• Supplied records:
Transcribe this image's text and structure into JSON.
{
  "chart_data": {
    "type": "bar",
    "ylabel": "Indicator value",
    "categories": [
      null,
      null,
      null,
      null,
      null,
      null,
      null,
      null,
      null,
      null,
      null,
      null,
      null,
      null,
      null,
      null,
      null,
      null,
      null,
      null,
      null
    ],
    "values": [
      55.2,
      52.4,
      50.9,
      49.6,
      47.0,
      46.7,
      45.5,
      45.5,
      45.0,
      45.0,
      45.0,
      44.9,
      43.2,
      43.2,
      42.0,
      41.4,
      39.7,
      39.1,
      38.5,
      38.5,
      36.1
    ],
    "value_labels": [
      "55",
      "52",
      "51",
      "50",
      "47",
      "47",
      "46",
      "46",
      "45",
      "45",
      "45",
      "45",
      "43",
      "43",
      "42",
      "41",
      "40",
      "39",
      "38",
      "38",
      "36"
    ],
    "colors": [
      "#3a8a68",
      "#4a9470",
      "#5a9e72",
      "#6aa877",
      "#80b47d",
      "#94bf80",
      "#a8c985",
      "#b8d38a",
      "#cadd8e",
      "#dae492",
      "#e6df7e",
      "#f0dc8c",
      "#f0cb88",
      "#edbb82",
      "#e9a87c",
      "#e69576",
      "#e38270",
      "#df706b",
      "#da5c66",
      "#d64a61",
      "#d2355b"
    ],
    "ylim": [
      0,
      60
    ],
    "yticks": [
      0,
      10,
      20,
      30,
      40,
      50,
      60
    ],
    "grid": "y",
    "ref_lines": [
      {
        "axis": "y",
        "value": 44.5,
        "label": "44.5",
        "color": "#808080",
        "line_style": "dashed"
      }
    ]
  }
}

• What to work on:
The records above should be repeated in full, exactly as given.

• Solution for this exercise:
Transcribe this image's text and structure into JSON.
{
  "chart_data": {
    "type": "bar",
    "ylabel": "Indicator value",
    "categories": [
      null,
      null,
      null,
      null,
      null,
      null,
      null,
      null,
      null,
      null,
      null,
      null,
      null,
      null,
      null,
      null,
      null,
      null,
      null,
      null,
      null
    ],
    "values": [
      55.2,
      52.4,
      50.9,
      49.6,
      47.0,
      46.7,
      45.5,
      45.5,
      45.0,
      45.0,
      45.0,
      44.9,
      43.2,
      43.2,
      42.0,
      41.4,
      39.7,
      39.1,
      38.5,
      38.5,
      36.1
    ],
    "value_labels": [
      "55",
      "52",
      "51",
      "50",
      "47",
      "47",
      "46",
      "46",
      "45",
      "45",
      "45",
      "45",
      "43",
      "43",
      "42",
      "41",
      "40",
      "39",
      "38",
      "38",
      "36"
    ],
    "colors": [
      "#3a8a68",
      "#4a9470",
      "#5a9e72",
      "#6aa877",
      "#80b47d",
      "#94bf80",
      "#a8c985",
      "#b8d38a",
      "#cadd8e",
      "#dae492",
      "#e6df7e",
      "#f0dc8c",
      "#f0cb88",
      "#edbb82",
      "#e9a87c",
      "#e69576",
      "#e38270",
      "#df706b",
      "#da5c66",
      "#d64a61",
      "#d2355b"
    ],
    "ylim": [
      0,
      60
    ],
    "yticks": [
      0,
      10,
      20,
      30,
      40,
      50,
      60
    ],
    "grid": "y",
    "ref_lines": [
      {
        "axis": "y",
        "value": 44.5,
        "label": "44.5",
        "color": "#808080",
        "line_style": "dashed"
      }
    ]
  }
}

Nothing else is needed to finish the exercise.